Task goal
Gather all lines containing the string "війни" and copy them out.
# start of Records supplied
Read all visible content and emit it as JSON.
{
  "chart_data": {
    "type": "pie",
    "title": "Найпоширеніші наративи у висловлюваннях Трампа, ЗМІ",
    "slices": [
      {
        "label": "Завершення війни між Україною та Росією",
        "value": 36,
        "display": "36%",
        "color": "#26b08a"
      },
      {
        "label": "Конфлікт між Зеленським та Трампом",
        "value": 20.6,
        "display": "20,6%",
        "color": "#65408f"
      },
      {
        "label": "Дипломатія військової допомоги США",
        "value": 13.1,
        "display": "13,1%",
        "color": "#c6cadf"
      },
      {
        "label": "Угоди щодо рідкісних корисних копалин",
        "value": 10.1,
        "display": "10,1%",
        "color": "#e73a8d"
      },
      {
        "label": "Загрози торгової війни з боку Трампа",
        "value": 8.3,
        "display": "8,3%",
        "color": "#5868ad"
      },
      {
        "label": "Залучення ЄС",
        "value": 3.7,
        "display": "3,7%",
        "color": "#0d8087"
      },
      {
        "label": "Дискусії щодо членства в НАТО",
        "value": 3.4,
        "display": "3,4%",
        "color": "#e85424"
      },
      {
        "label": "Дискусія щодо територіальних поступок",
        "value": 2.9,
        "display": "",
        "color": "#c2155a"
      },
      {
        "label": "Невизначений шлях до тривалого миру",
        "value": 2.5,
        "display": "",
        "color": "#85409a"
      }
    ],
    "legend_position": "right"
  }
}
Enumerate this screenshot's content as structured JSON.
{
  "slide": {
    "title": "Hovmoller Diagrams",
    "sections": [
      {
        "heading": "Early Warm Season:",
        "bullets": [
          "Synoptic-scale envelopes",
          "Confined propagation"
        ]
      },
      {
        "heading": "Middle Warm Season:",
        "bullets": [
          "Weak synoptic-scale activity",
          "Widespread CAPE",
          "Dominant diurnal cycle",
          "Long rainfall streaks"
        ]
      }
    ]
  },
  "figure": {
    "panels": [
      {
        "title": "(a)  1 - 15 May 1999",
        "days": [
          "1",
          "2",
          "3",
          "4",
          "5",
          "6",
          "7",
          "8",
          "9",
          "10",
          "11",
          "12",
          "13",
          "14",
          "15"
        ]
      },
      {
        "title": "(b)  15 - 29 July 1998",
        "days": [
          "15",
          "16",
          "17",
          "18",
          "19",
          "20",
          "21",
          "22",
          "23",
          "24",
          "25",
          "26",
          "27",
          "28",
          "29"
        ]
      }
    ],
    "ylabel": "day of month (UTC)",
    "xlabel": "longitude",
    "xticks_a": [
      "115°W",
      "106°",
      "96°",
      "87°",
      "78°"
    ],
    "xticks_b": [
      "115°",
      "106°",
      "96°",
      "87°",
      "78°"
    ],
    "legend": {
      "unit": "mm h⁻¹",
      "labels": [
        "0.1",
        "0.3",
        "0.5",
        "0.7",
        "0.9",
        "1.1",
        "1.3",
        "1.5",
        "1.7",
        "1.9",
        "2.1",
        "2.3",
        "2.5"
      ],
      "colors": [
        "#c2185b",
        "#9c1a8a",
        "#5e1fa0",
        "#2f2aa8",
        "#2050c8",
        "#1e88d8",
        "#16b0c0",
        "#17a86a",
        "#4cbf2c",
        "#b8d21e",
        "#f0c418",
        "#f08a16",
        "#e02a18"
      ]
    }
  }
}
# end of Records supplied
Solution for this problem
        "label": "Завершення війни між Україною та Росією",
        "label": "Загрози торгової війни з боку Трампа",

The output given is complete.